(Instruction) Give the number of lines containing "Birmingham" in this listing, with no other words.

Collected data

** Begin **

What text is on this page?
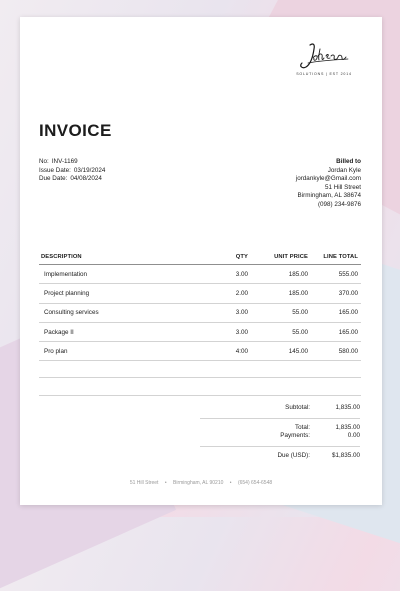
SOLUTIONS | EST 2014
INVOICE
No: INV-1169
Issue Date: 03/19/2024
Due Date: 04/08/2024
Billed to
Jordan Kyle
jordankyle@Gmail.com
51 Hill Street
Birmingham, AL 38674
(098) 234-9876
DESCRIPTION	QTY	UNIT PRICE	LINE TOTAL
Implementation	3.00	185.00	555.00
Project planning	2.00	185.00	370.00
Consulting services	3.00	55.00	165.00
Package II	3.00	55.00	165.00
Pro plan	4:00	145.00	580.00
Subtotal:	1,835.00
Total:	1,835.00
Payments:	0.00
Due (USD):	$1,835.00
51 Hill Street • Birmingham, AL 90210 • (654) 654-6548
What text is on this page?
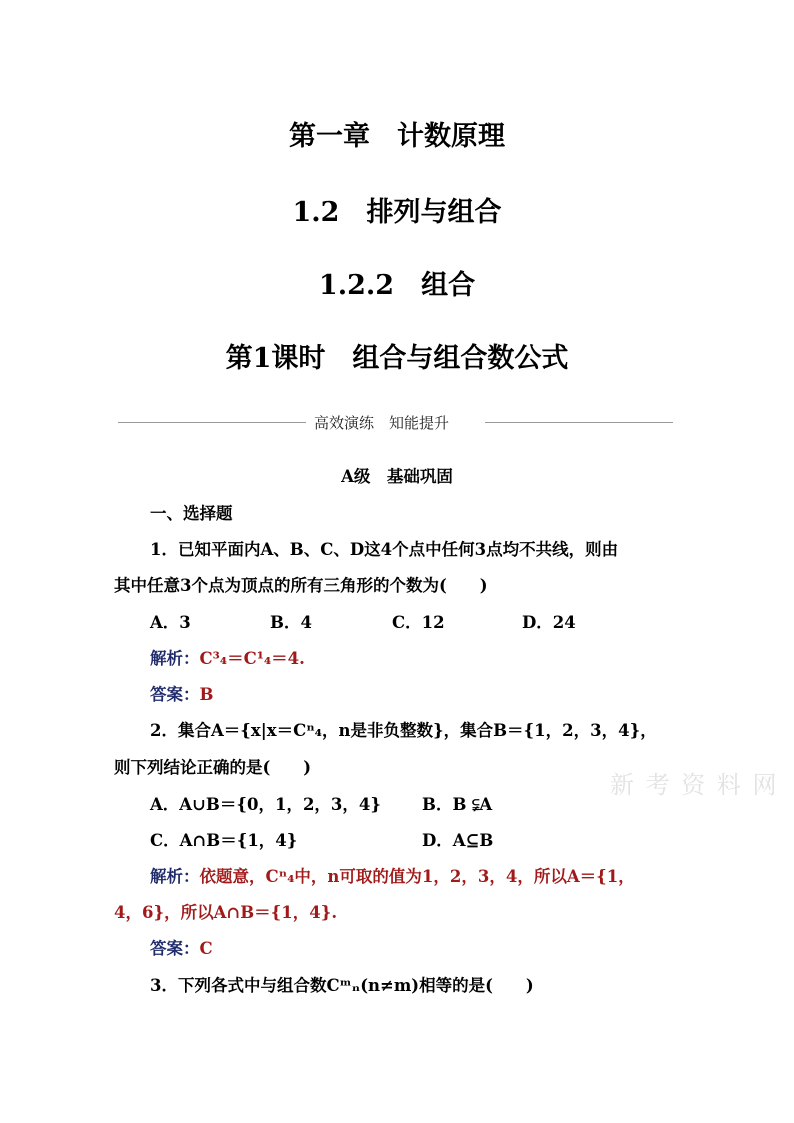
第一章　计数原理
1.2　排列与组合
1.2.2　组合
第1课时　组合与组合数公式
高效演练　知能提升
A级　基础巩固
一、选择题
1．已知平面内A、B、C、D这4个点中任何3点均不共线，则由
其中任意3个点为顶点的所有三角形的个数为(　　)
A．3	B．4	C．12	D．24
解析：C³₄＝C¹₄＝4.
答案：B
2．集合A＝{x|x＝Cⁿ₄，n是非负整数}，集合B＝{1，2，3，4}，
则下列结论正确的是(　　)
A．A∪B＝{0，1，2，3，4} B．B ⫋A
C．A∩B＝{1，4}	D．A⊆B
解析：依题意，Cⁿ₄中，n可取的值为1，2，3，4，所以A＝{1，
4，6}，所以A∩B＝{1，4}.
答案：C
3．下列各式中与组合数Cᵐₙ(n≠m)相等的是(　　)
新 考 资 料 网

** End **
** Begin **

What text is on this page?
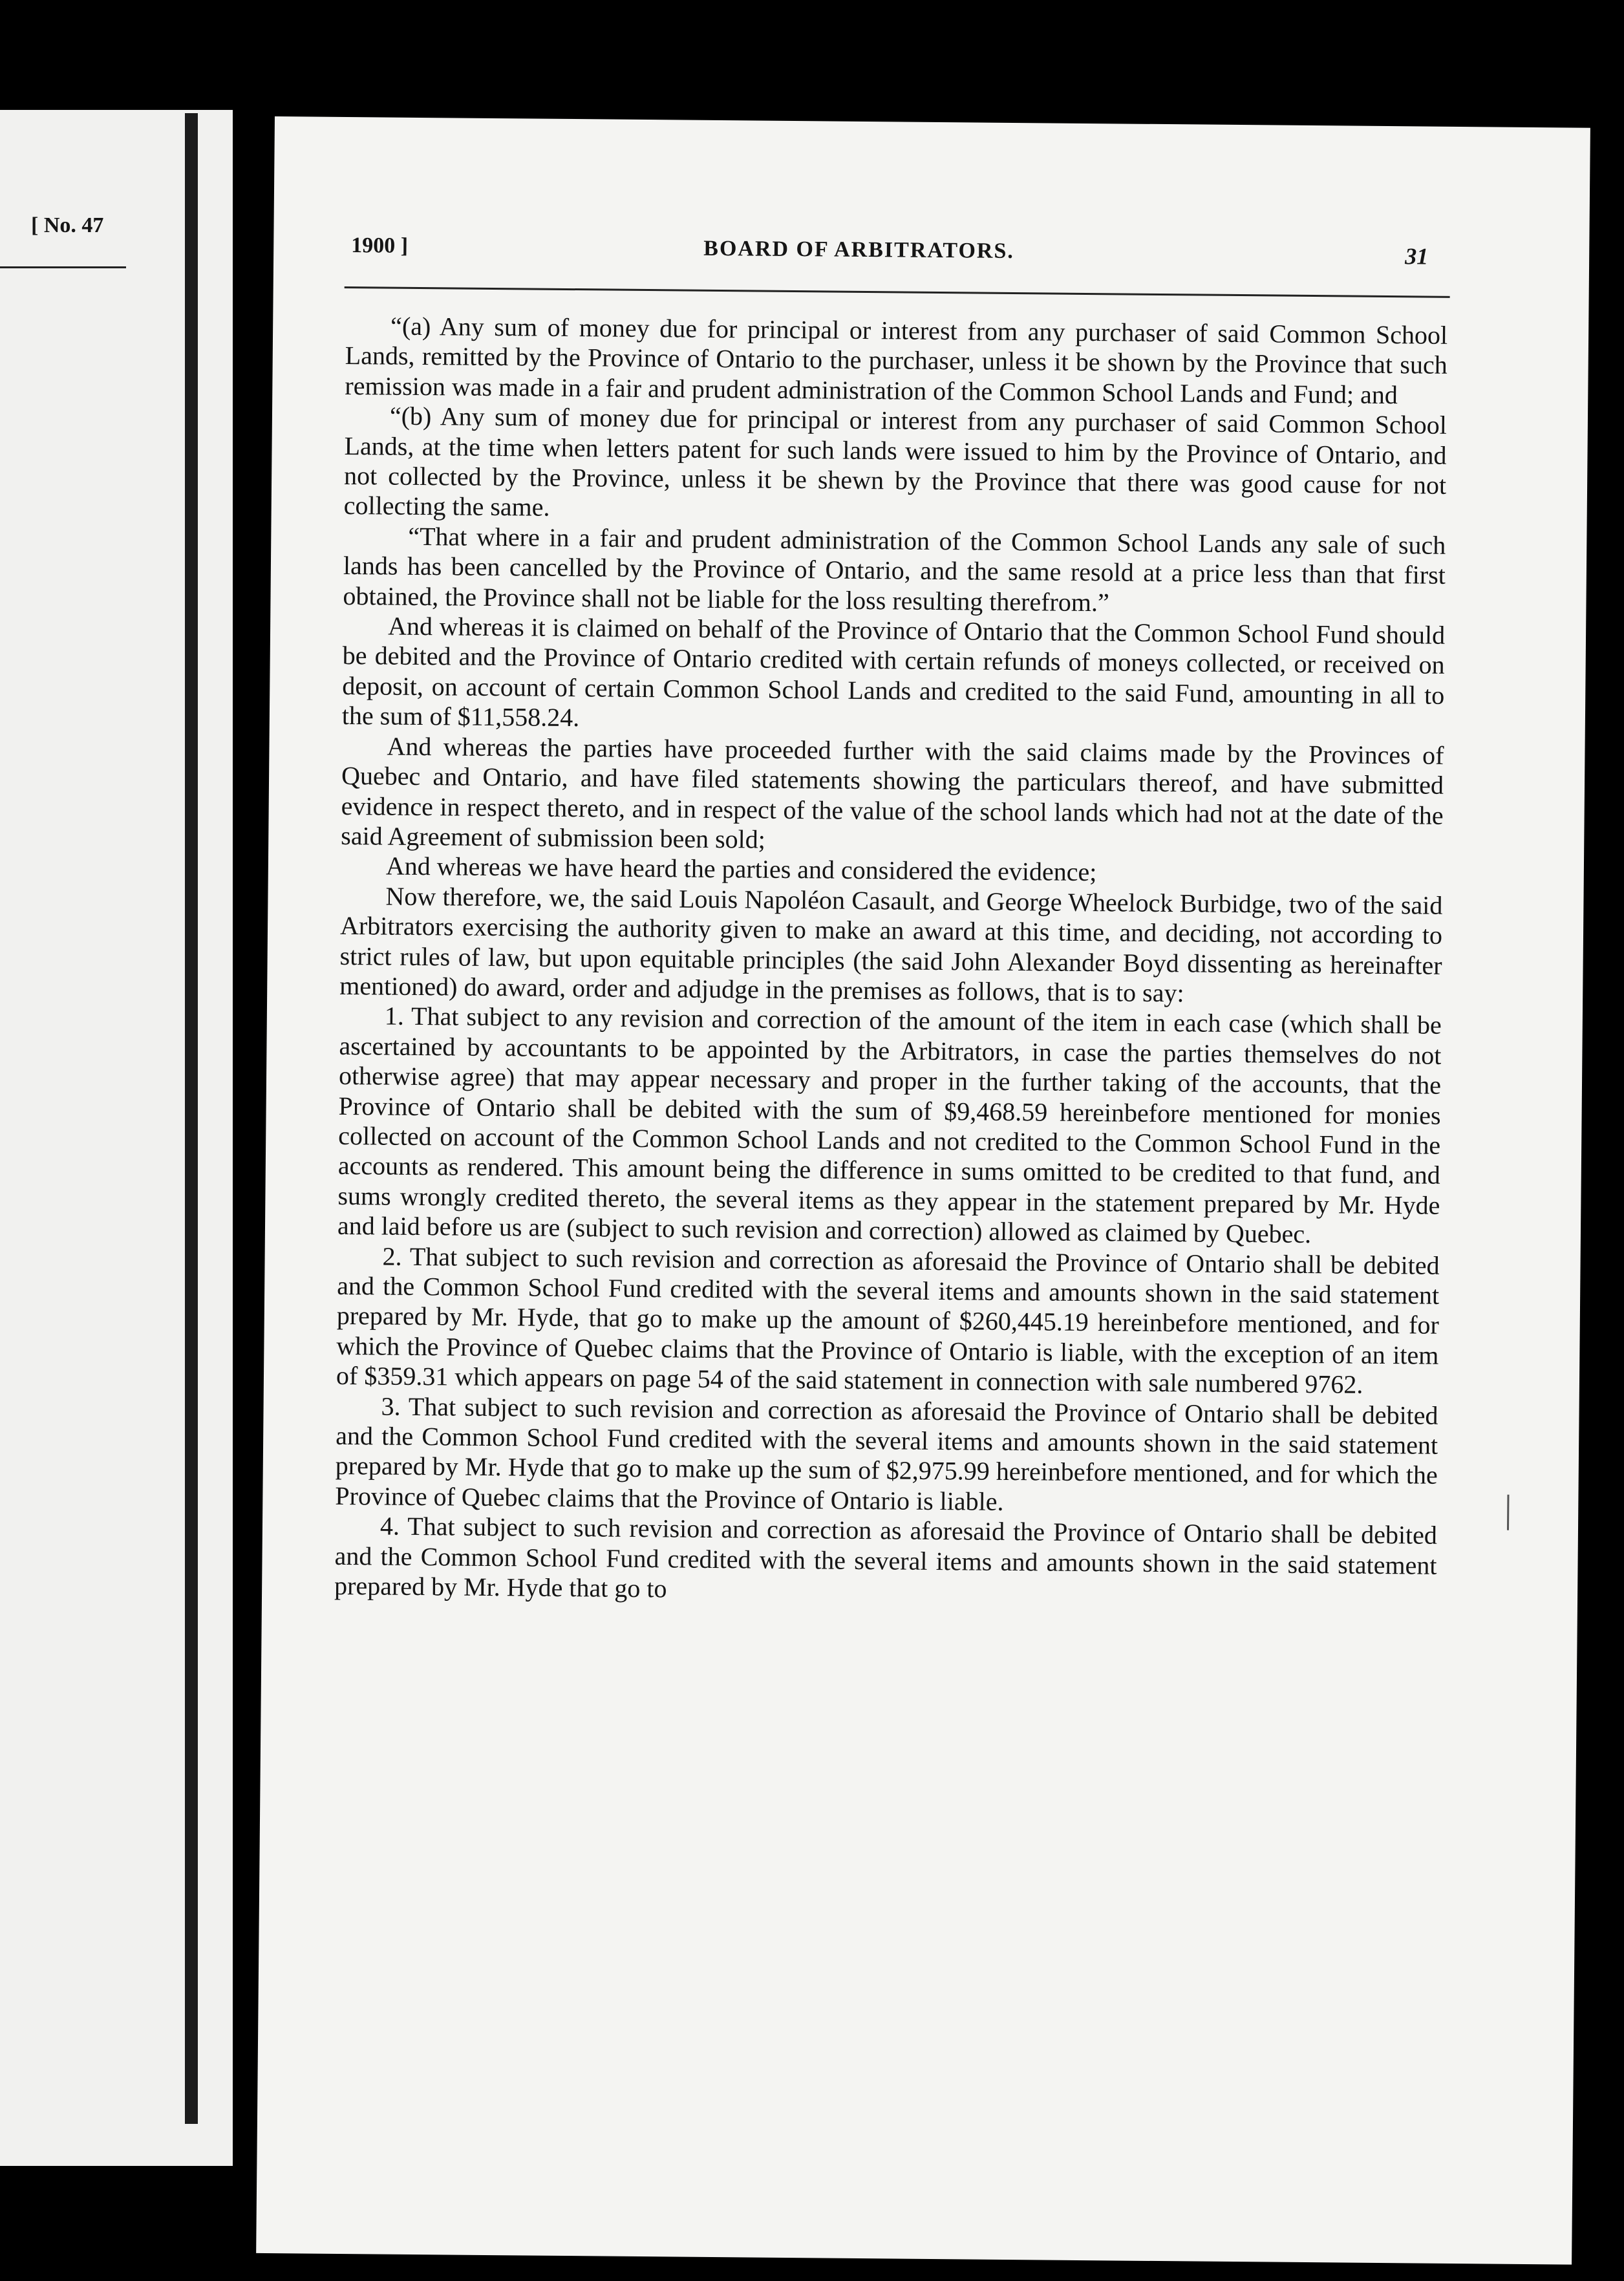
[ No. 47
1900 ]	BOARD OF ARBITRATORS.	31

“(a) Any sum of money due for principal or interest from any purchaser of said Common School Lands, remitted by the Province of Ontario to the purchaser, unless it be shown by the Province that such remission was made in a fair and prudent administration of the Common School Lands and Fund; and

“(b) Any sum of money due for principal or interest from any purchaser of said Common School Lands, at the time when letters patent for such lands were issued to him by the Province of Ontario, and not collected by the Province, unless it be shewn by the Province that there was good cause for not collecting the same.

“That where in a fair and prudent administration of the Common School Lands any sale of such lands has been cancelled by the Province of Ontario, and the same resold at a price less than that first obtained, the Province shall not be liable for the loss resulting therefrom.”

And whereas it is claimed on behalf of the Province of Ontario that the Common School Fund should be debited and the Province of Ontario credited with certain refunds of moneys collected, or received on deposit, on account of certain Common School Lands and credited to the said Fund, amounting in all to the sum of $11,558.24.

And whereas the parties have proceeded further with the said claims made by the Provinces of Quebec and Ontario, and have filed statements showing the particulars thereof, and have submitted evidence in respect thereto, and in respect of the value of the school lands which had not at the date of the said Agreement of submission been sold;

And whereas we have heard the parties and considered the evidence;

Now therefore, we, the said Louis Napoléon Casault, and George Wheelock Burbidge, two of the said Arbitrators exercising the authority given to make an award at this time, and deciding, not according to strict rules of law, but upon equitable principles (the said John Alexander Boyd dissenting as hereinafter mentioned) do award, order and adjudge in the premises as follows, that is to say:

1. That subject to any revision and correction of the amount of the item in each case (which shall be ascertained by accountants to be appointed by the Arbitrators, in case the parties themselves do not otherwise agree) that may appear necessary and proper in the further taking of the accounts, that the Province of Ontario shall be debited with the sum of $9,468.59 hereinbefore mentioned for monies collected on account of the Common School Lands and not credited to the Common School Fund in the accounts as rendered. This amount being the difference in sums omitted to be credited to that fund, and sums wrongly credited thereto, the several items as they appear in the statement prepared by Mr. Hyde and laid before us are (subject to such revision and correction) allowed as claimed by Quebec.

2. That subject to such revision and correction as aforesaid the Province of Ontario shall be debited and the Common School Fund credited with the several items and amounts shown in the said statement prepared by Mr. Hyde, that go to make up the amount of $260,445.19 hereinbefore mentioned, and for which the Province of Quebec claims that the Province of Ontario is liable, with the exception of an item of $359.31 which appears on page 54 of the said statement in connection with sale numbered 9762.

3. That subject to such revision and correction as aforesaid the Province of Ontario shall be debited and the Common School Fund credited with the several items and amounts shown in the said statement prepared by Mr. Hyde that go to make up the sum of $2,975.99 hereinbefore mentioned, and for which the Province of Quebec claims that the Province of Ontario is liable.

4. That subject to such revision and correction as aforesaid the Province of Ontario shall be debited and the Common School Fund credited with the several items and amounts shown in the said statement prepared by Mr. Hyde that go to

** End **

(Correct result) 2